**REQUIREMENT:** Every entry should be repeated exactly. Omit the pictures.

**SOURCE DATA:**
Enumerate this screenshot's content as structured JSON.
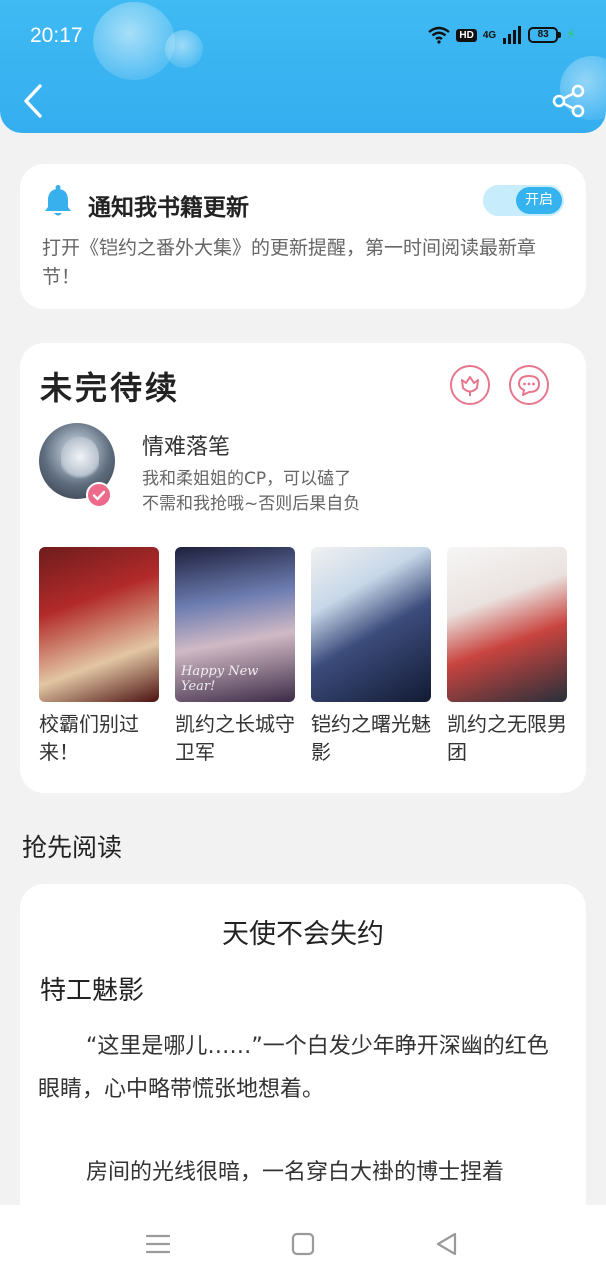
{
  "status_bar": {
    "time": "20:17",
    "hd": "HD",
    "network": "4G",
    "battery": "83"
  },
  "header": {
    "back_icon": "chevron-left-icon",
    "share_icon": "share-icon",
    "color": "#35aef0"
  },
  "notify": {
    "title": "通知我书籍更新",
    "toggle_label": "开启",
    "toggle_on": true,
    "description": "打开《铠约之番外大集》的更新提醒，第一时间阅读最新章节！"
  },
  "unfinished": {
    "title": "未完待续",
    "author": {
      "name": "情难落笔",
      "bio_line1": "我和柔姐姐的CP，可以磕了",
      "bio_line2": "不需和我抢哦~否则后果自负"
    },
    "books": [
      {
        "title": "校霸们别过来！"
      },
      {
        "title": "凯约之长城守卫军",
        "cover_text": "Happy New Year!"
      },
      {
        "title": "铠约之曙光魅影"
      },
      {
        "title": "凯约之无限男团"
      }
    ]
  },
  "preview": {
    "section_title": "抢先阅读",
    "book_name": "天使不会失约",
    "chapter_name": "特工魅影",
    "paragraph1": "“这里是哪儿……”一个白发少年睁开深幽的红色眼睛，心中略带慌张地想着。",
    "paragraph2": "房间的光线很暗，一名穿白大褂的博士捏着"
  },
  "accent_pink": "#e7778e"
}
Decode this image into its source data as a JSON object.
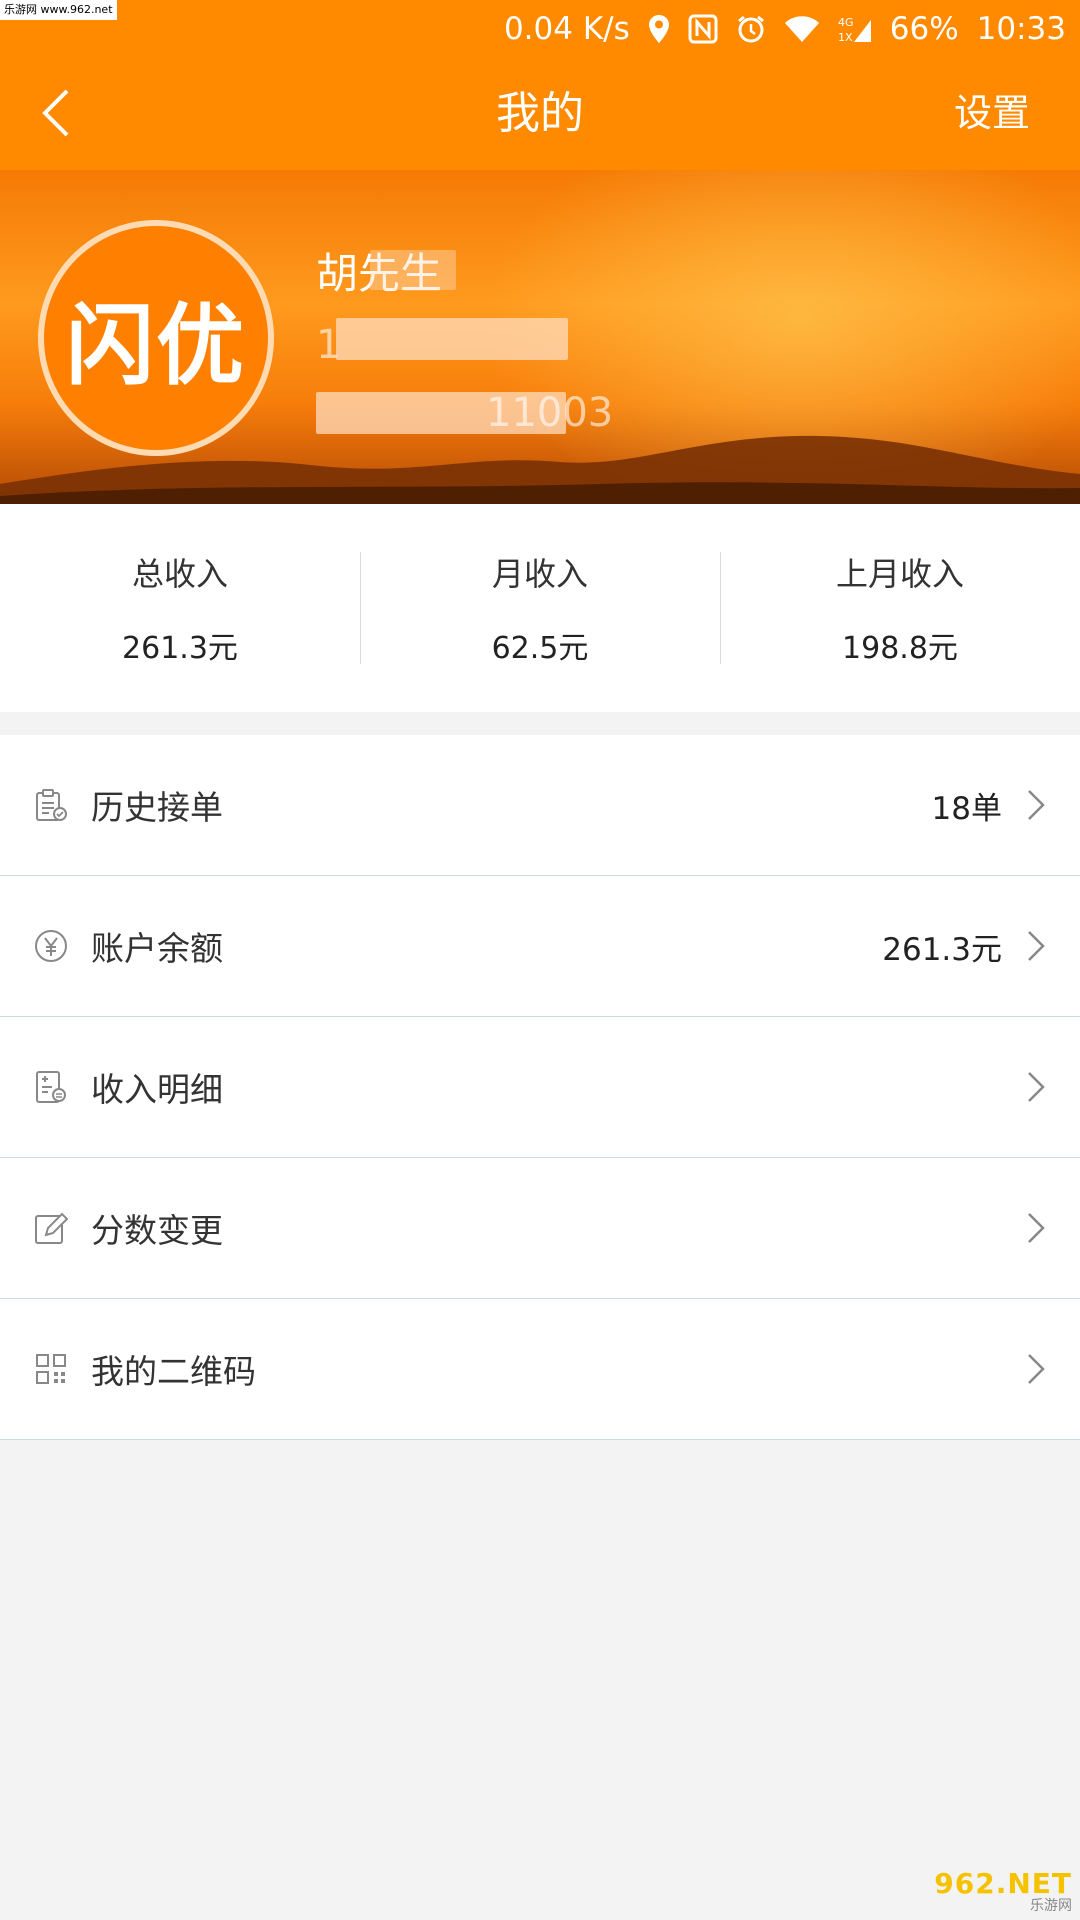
{
  "watermark": {
    "top": "乐游网 www.962.net",
    "bottom_logo": "962.NET",
    "bottom_sub": "乐游网"
  },
  "status_bar": {
    "network_speed": "0.04 K/s",
    "battery": "66%",
    "time": "10:33",
    "icons": [
      "location-icon",
      "nfc-icon",
      "alarm-icon",
      "wifi-icon",
      "signal-4g-icon"
    ]
  },
  "nav": {
    "title": "我的",
    "back_icon": "chevron-left-icon",
    "settings_label": "设置"
  },
  "profile": {
    "avatar_text": "闪优",
    "name": "胡先生",
    "phone_visible": "1",
    "id_visible": "11003"
  },
  "stats": [
    {
      "label": "总收入",
      "value": "261.3元"
    },
    {
      "label": "月收入",
      "value": "62.5元"
    },
    {
      "label": "上月收入",
      "value": "198.8元"
    }
  ],
  "menu": [
    {
      "label": "历史接单",
      "value": "18单",
      "icon": "clipboard-icon"
    },
    {
      "label": "账户余额",
      "value": "261.3元",
      "icon": "yuan-icon"
    },
    {
      "label": "收入明细",
      "value": "",
      "icon": "receipt-icon"
    },
    {
      "label": "分数变更",
      "value": "",
      "icon": "edit-icon"
    },
    {
      "label": "我的二维码",
      "value": "",
      "icon": "qrcode-icon"
    }
  ],
  "colors": {
    "brand": "#ff8a00",
    "divider": "#c7dde0",
    "background": "#f3f3f3"
  }
}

**IN RESPONSE:**
Enumerate this screenshot's content as structured JSON.
{
  "status_bar": {
    "time": "20:17",
    "hd": "HD",
    "network": "4G",
    "battery": "83"
  },
  "header": {
    "back_icon": "chevron-left-icon",
    "share_icon": "share-icon",
    "color": "#35aef0"
  },
  "notify": {
    "title": "通知我书籍更新",
    "toggle_label": "开启",
    "toggle_on": true,
    "description": "打开《铠约之番外大集》的更新提醒，第一时间阅读最新章节！"
  },
  "unfinished": {
    "title": "未完待续",
    "author": {
      "name": "情难落笔",
      "bio_line1": "我和柔姐姐的CP，可以磕了",
      "bio_line2": "不需和我抢哦~否则后果自负"
    },
    "books": [
      {
        "title": "校霸们别过来！"
      },
      {
        "title": "凯约之长城守卫军",
        "cover_text": "Happy New Year!"
      },
      {
        "title": "铠约之曙光魅影"
      },
      {
        "title": "凯约之无限男团"
      }
    ]
  },
  "preview": {
    "section_title": "抢先阅读",
    "book_name": "天使不会失约",
    "chapter_name": "特工魅影",
    "paragraph1": "“这里是哪儿……”一个白发少年睁开深幽的红色眼睛，心中略带慌张地想着。",
    "paragraph2": "房间的光线很暗，一名穿白大褂的博士捏着"
  },
  "accent_pink": "#e7778e"
}
Decode this image into its source data as a JSON object.
{
  "watermark": {
    "top": "乐游网 www.962.net",
    "bottom_logo": "962.NET",
    "bottom_sub": "乐游网"
  },
  "status_bar": {
    "network_speed": "0.04 K/s",
    "battery": "66%",
    "time": "10:33",
    "icons": [
      "location-icon",
      "nfc-icon",
      "alarm-icon",
      "wifi-icon",
      "signal-4g-icon"
    ]
  },
  "nav": {
    "title": "我的",
    "back_icon": "chevron-left-icon",
    "settings_label": "设置"
  },
  "profile": {
    "avatar_text": "闪优",
    "name": "胡先生",
    "phone_visible": "1",
    "id_visible": "11003"
  },
  "stats": [
    {
      "label": "总收入",
      "value": "261.3元"
    },
    {
      "label": "月收入",
      "value": "62.5元"
    },
    {
      "label": "上月收入",
      "value": "198.8元"
    }
  ],
  "menu": [
    {
      "label": "历史接单",
      "value": "18单",
      "icon": "clipboard-icon"
    },
    {
      "label": "账户余额",
      "value": "261.3元",
      "icon": "yuan-icon"
    },
    {
      "label": "收入明细",
      "value": "",
      "icon": "receipt-icon"
    },
    {
      "label": "分数变更",
      "value": "",
      "icon": "edit-icon"
    },
    {
      "label": "我的二维码",
      "value": "",
      "icon": "qrcode-icon"
    }
  ],
  "colors": {
    "brand": "#ff8a00",
    "divider": "#c7dde0",
    "background": "#f3f3f3"
  }
}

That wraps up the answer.